[Records for this exercise]
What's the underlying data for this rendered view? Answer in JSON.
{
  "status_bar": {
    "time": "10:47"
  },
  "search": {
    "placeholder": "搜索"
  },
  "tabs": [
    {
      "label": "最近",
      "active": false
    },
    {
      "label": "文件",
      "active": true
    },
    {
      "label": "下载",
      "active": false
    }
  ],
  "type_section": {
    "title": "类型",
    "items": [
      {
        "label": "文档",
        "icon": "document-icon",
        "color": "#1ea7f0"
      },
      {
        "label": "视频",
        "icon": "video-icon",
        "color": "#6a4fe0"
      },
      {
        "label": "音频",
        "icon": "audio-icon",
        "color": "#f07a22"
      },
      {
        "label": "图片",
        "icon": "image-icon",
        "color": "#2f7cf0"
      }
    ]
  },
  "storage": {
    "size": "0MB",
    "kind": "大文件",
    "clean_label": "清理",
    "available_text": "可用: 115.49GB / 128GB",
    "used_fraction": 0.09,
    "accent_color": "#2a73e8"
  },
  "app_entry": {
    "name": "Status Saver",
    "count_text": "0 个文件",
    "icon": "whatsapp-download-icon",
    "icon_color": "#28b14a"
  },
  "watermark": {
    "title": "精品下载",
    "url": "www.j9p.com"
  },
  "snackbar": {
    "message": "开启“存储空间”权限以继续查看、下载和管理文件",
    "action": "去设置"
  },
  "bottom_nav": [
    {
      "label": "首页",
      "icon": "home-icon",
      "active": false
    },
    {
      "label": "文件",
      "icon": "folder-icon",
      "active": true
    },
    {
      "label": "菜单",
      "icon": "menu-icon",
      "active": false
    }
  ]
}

[Problem details]
Set down every line of the listing above again, exactly as given.

[Right answer]
What's the underlying data for this rendered view? Answer in JSON.
{
  "status_bar": {
    "time": "10:47"
  },
  "search": {
    "placeholder": "搜索"
  },
  "tabs": [
    {
      "label": "最近",
      "active": false
    },
    {
      "label": "文件",
      "active": true
    },
    {
      "label": "下载",
      "active": false
    }
  ],
  "type_section": {
    "title": "类型",
    "items": [
      {
        "label": "文档",
        "icon": "document-icon",
        "color": "#1ea7f0"
      },
      {
        "label": "视频",
        "icon": "video-icon",
        "color": "#6a4fe0"
      },
      {
        "label": "音频",
        "icon": "audio-icon",
        "color": "#f07a22"
      },
      {
        "label": "图片",
        "icon": "image-icon",
        "color": "#2f7cf0"
      }
    ]
  },
  "storage": {
    "size": "0MB",
    "kind": "大文件",
    "clean_label": "清理",
    "available_text": "可用: 115.49GB / 128GB",
    "used_fraction": 0.09,
    "accent_color": "#2a73e8"
  },
  "app_entry": {
    "name": "Status Saver",
    "count_text": "0 个文件",
    "icon": "whatsapp-download-icon",
    "icon_color": "#28b14a"
  },
  "watermark": {
    "title": "精品下载",
    "url": "www.j9p.com"
  },
  "snackbar": {
    "message": "开启“存储空间”权限以继续查看、下载和管理文件",
    "action": "去设置"
  },
  "bottom_nav": [
    {
      "label": "首页",
      "icon": "home-icon",
      "active": false
    },
    {
      "label": "文件",
      "icon": "folder-icon",
      "active": true
    },
    {
      "label": "菜单",
      "icon": "menu-icon",
      "active": false
    }
  ]
}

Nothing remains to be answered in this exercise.